Source records -

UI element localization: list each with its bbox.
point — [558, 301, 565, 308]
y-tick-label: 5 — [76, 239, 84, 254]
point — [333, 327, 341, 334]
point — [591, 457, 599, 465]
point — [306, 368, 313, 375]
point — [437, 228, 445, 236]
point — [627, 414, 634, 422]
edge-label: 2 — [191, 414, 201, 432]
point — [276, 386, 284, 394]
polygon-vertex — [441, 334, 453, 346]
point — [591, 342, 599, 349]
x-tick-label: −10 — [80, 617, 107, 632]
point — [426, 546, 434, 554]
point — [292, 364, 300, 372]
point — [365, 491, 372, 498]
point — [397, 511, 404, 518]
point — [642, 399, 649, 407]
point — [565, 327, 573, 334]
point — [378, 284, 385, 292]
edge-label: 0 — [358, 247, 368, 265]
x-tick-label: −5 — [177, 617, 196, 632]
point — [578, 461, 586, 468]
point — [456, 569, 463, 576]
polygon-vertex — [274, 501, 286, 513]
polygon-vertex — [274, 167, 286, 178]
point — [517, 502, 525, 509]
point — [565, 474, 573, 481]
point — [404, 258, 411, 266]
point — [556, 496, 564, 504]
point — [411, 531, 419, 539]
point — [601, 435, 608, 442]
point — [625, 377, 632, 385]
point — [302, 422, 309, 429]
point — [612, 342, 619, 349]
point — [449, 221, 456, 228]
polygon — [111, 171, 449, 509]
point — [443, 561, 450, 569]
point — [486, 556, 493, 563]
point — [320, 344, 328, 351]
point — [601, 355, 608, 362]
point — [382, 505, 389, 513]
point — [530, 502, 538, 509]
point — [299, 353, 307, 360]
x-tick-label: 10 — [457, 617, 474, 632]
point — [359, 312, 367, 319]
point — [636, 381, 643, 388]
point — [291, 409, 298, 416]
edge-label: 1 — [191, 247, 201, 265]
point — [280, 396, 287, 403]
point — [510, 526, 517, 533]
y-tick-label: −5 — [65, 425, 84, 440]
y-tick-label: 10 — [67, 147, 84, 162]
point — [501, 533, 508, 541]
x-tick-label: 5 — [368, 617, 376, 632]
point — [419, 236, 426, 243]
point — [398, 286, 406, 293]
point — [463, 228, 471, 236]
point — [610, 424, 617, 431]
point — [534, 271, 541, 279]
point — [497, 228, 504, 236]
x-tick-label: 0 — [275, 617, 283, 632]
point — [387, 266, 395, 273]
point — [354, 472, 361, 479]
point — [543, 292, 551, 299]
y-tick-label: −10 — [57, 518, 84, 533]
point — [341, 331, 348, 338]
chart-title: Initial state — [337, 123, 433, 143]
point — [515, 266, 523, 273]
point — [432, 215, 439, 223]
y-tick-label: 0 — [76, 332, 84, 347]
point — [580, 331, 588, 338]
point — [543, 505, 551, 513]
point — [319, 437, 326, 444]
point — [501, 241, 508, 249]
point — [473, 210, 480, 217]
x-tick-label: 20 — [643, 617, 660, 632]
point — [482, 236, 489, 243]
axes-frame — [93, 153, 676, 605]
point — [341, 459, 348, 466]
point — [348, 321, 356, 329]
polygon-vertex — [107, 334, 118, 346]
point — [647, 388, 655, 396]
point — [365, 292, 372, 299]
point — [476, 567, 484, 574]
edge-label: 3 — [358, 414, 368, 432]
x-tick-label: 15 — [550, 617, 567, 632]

Exercise brief - List each line of the records that contains the string "vertex".

Answer to the task -
polygon-vertex — [441, 334, 453, 346]
polygon-vertex — [274, 501, 286, 513]
polygon-vertex — [274, 167, 286, 178]
polygon-vertex — [107, 334, 118, 346]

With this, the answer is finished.